Выбранный текст:
════════════════════

И вообще – два «больших человека», несомненных национальных лидера. Только Горький не стал для русского народа «махатмой», как не стал им Толстой. Скорее всего русским «махатмой» мог быть в начале двадцатого века святой и праведный отец Иоанн Кронштадтский, но революция смела все, что созидал этот человек. И наконец, как ни крути, по крайней мере на двадцать с лишним лет «махатмой» был признан Сталин.
К нему-то Горький и пришел.
Его возвращение в СССР было предопределено массой причин. Назовем некоторые.
Зададим неприятный, но неизбежный вопрос: на какие средства Горький жил за границей? лечился в лучших санаториях, снимал виллу в Италии, содержал многочисленную «семью» из родных и «приживальщиков»?
Месячный бюджет Горького в Италии составлял примерно 1000 долларов в месяц. Это много или мало? По нынешним «понятиям» – немного. Но не будем забывать о реальной стоимости доллара тогда и сегодня.
При этом значительная часть эмиграции жила даже не в бедности, а в нищете. Так жили Куприн, Цветаева или менее известная поэтесса Нина Петровская, проникновенные воспоминания которой о Брюсове все эмигрантские издания отказались печатать по сугубо цензурным соображениям: ведь Брюсов стал коммунистом.
Горький пишет М.Ф.Андреевой, служившей в советском Торгпредстве в Берлине: «Нина Ивановна Петровская <…> ныне умирает с голода, в буквальном, не преувеличенном смысле этого понятия. <…> Знает несколько языков. Не можешь ли ты дать ей какую-либо работу? Женщина, достойная помощи и внимания…»
Согласно заключенному в 1922 году (то есть уже в «эмиграции») Торгпредством РСФСР в Германии и Горьким договору сроком действия до 1927 года, то есть ровно на пять лет, писатель не имел права «ни сам, ни через других лиц издавать свои сочинения на русском языке, как в России, так и за границей», кроме как в Госиздате и через Торгпредство.
Ежемесячный гонорар, выплачиваемый Горькому из РСФСР за издание его собрания сочинений и других книг составлял 100 000 германских марок (свыше 320 долларов).

════════════════════

Воспроизведите дословно отрывок из текста о Горьком: начните с места, где стоят слова "Его возвращение в", и остановитесь после слов "Брюсов стал коммунистом.". Дальше следует отдельный материал, не связанный с текстом о Горьком.

════════════════════

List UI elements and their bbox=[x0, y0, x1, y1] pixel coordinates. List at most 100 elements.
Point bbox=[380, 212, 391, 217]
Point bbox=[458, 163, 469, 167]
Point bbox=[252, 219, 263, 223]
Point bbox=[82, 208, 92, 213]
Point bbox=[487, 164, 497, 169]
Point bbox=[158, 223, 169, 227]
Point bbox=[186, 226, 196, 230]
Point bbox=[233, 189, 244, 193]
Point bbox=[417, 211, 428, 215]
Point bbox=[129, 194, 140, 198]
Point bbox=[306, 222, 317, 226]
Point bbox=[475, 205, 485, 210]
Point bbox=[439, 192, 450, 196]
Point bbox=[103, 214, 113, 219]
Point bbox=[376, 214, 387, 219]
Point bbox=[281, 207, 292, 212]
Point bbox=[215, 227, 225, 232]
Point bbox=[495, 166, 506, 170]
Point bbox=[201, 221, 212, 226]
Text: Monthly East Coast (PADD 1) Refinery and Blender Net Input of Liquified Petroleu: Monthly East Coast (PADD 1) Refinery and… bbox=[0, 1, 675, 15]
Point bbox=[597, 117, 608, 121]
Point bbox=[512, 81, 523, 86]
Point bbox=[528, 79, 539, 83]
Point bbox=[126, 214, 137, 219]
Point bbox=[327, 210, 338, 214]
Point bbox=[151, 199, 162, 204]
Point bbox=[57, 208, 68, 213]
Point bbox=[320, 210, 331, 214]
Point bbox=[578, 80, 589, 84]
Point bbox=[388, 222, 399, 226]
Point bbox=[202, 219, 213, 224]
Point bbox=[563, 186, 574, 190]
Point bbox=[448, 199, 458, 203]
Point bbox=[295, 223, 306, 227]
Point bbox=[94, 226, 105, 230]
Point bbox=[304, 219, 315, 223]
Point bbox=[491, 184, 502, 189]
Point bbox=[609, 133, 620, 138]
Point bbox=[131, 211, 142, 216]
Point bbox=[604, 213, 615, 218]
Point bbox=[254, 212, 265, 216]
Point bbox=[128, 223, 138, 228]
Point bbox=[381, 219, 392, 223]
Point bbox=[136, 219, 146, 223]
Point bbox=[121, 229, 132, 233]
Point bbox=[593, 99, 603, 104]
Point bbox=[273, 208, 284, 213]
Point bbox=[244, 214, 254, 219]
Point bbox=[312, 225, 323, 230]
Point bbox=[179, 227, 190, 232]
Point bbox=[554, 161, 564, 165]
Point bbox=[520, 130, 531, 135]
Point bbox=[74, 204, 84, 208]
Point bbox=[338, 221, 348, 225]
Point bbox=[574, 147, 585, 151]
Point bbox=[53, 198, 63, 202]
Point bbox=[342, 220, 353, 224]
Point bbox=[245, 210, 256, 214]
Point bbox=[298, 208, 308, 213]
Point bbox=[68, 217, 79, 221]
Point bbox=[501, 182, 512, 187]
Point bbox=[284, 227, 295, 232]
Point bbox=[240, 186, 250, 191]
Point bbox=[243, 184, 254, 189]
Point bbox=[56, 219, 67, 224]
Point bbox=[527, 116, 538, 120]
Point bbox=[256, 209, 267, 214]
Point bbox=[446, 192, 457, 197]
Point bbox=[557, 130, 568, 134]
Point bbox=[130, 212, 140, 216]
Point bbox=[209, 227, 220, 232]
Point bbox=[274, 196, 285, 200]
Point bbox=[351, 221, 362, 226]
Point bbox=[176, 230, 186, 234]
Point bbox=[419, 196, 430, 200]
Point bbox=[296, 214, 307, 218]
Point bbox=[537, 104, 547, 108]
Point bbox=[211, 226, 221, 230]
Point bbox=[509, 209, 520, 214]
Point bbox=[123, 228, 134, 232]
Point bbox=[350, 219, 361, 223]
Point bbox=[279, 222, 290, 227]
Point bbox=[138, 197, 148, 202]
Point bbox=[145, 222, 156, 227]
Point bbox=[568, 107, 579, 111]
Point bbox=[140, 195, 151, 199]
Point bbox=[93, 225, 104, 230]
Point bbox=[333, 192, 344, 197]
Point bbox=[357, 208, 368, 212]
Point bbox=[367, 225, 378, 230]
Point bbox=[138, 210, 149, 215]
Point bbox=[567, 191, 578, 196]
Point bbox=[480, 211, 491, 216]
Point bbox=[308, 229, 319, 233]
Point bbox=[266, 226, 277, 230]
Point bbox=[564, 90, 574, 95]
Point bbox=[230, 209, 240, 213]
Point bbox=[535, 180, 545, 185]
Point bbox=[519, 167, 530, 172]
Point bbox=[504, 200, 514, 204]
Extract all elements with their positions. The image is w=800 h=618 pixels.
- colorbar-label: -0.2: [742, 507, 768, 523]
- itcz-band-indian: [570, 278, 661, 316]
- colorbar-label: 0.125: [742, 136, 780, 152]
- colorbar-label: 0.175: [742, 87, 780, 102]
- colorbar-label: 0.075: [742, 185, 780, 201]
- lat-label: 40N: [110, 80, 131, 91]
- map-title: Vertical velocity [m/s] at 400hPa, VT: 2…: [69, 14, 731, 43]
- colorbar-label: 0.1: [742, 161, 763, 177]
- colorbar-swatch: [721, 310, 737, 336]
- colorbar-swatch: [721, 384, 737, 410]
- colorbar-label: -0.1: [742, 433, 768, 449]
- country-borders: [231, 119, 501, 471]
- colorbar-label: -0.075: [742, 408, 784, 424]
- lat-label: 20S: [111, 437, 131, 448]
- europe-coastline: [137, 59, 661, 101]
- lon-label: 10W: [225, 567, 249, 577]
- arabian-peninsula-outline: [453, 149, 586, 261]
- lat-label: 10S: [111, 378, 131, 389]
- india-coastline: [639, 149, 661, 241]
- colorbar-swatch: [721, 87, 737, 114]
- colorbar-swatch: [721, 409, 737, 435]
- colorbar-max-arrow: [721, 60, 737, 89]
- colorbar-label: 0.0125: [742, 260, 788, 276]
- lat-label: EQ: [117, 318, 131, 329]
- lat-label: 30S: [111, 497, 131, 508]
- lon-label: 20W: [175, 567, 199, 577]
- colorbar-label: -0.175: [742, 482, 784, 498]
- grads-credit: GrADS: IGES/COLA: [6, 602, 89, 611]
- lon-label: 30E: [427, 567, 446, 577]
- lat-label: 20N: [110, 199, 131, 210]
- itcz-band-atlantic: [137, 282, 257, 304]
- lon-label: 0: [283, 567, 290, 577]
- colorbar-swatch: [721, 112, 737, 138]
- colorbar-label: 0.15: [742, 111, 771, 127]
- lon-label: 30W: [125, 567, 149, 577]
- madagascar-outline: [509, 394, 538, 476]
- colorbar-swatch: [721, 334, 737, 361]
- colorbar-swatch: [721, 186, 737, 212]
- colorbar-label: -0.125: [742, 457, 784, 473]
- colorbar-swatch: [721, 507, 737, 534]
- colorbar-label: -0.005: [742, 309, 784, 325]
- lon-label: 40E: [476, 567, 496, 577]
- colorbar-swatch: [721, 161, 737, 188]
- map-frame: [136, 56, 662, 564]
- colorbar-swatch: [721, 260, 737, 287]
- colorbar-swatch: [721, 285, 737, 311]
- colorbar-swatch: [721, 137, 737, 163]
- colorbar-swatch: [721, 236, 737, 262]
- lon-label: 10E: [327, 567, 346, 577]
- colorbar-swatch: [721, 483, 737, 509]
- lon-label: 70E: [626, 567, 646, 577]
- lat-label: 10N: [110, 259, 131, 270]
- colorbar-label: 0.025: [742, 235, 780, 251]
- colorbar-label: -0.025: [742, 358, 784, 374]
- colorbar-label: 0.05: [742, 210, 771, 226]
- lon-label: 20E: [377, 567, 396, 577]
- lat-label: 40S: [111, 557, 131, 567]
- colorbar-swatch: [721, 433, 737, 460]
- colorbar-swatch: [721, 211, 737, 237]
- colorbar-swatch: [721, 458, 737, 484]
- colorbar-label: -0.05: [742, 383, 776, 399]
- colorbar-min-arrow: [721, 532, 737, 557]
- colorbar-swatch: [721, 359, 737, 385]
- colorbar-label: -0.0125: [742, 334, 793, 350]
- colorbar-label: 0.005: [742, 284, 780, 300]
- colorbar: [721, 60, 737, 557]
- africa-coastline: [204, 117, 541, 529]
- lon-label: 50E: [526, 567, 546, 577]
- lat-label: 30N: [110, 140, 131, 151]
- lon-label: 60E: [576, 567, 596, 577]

════════════════════

Полное решение:
Его возвращение в СССР было предопределено массой причин. Назовем некоторые.
Зададим неприятный, но неизбежный вопрос: на какие средства Горький жил за границей? лечился в лучших санаториях, снимал виллу в Италии, содержал многочисленную «семью» из родных и «приживальщиков»?
Месячный бюджет Горького в Италии составлял примерно 1000 долларов в месяц. Это много или мало? По нынешним «понятиям» – немного. Но не будем забывать о реальной стоимости доллара тогда и сегодня.
При этом значительная часть эмиграции жила даже не в бедности, а в нищете. Так жили Куприн, Цветаева или менее известная поэтесса Нина Петровская, проникновенные воспоминания которой о Брюсове все эмигрантские издания отказались печатать по сугубо цензурным соображениям: ведь Брюсов стал коммунистом.